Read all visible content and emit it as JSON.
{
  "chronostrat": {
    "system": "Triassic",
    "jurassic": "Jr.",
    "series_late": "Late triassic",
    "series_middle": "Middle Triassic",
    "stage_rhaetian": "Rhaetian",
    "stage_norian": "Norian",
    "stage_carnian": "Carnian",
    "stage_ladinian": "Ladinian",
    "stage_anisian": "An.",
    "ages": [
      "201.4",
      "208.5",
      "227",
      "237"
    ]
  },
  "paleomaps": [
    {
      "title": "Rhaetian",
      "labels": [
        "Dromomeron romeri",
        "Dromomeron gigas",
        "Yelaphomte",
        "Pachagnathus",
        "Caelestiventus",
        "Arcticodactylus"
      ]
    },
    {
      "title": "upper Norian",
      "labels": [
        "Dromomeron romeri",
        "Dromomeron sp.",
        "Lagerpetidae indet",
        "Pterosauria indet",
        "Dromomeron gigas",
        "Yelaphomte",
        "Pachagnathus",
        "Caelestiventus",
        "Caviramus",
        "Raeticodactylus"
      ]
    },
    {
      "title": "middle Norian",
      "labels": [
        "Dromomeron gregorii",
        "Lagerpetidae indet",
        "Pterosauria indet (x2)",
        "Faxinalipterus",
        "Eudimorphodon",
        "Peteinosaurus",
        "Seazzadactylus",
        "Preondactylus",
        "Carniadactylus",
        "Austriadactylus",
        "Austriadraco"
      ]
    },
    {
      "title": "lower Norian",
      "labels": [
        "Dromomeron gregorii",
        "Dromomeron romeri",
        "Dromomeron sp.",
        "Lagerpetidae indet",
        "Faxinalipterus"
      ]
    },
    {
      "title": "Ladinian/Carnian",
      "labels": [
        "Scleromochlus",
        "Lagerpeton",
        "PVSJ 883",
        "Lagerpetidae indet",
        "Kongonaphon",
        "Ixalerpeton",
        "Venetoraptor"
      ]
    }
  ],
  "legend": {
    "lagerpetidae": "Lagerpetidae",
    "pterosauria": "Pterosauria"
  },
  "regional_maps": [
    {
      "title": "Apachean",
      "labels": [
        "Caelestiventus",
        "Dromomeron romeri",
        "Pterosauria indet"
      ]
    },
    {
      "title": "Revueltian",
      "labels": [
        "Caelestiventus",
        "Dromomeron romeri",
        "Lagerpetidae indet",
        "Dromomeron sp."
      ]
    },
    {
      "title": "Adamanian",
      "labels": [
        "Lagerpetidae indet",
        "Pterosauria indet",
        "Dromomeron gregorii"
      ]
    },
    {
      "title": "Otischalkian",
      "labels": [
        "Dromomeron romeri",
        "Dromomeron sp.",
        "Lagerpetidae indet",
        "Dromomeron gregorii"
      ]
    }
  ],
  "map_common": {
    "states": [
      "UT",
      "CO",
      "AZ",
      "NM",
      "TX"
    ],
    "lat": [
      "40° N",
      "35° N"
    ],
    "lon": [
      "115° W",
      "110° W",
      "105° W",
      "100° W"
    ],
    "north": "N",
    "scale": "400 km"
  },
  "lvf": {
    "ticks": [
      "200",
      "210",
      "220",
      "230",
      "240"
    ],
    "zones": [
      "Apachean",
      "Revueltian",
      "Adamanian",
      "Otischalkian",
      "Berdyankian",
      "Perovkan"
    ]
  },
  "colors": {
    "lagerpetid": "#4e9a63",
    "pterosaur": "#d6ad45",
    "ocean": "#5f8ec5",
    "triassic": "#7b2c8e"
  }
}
────────────────────
> Task objective:
Transcribe all the entries, keeping each one exactly as it is.

> Response to the exercise:
Read all visible content and emit it as JSON.
{
  "chronostrat": {
    "system": "Triassic",
    "jurassic": "Jr.",
    "series_late": "Late triassic",
    "series_middle": "Middle Triassic",
    "stage_rhaetian": "Rhaetian",
    "stage_norian": "Norian",
    "stage_carnian": "Carnian",
    "stage_ladinian": "Ladinian",
    "stage_anisian": "An.",
    "ages": [
      "201.4",
      "208.5",
      "227",
      "237"
    ]
  },
  "paleomaps": [
    {
      "title": "Rhaetian",
      "labels": [
        "Dromomeron romeri",
        "Dromomeron gigas",
        "Yelaphomte",
        "Pachagnathus",
        "Caelestiventus",
        "Arcticodactylus"
      ]
    },
    {
      "title": "upper Norian",
      "labels": [
        "Dromomeron romeri",
        "Dromomeron sp.",
        "Lagerpetidae indet",
        "Pterosauria indet",
        "Dromomeron gigas",
        "Yelaphomte",
        "Pachagnathus",
        "Caelestiventus",
        "Caviramus",
        "Raeticodactylus"
      ]
    },
    {
      "title": "middle Norian",
      "labels": [
        "Dromomeron gregorii",
        "Lagerpetidae indet",
        "Pterosauria indet (x2)",
        "Faxinalipterus",
        "Eudimorphodon",
        "Peteinosaurus",
        "Seazzadactylus",
        "Preondactylus",
        "Carniadactylus",
        "Austriadactylus",
        "Austriadraco"
      ]
    },
    {
      "title": "lower Norian",
      "labels": [
        "Dromomeron gregorii",
        "Dromomeron romeri",
        "Dromomeron sp.",
        "Lagerpetidae indet",
        "Faxinalipterus"
      ]
    },
    {
      "title": "Ladinian/Carnian",
      "labels": [
        "Scleromochlus",
        "Lagerpeton",
        "PVSJ 883",
        "Lagerpetidae indet",
        "Kongonaphon",
        "Ixalerpeton",
        "Venetoraptor"
      ]
    }
  ],
  "legend": {
    "lagerpetidae": "Lagerpetidae",
    "pterosauria": "Pterosauria"
  },
  "regional_maps": [
    {
      "title": "Apachean",
      "labels": [
        "Caelestiventus",
        "Dromomeron romeri",
        "Pterosauria indet"
      ]
    },
    {
      "title": "Revueltian",
      "labels": [
        "Caelestiventus",
        "Dromomeron romeri",
        "Lagerpetidae indet",
        "Dromomeron sp."
      ]
    },
    {
      "title": "Adamanian",
      "labels": [
        "Lagerpetidae indet",
        "Pterosauria indet",
        "Dromomeron gregorii"
      ]
    },
    {
      "title": "Otischalkian",
      "labels": [
        "Dromomeron romeri",
        "Dromomeron sp.",
        "Lagerpetidae indet",
        "Dromomeron gregorii"
      ]
    }
  ],
  "map_common": {
    "states": [
      "UT",
      "CO",
      "AZ",
      "NM",
      "TX"
    ],
    "lat": [
      "40° N",
      "35° N"
    ],
    "lon": [
      "115° W",
      "110° W",
      "105° W",
      "100° W"
    ],
    "north": "N",
    "scale": "400 km"
  },
  "lvf": {
    "ticks": [
      "200",
      "210",
      "220",
      "230",
      "240"
    ],
    "zones": [
      "Apachean",
      "Revueltian",
      "Adamanian",
      "Otischalkian",
      "Berdyankian",
      "Perovkan"
    ]
  },
  "colors": {
    "lagerpetid": "#4e9a63",
    "pterosaur": "#d6ad45",
    "ocean": "#5f8ec5",
    "triassic": "#7b2c8e"
  }
}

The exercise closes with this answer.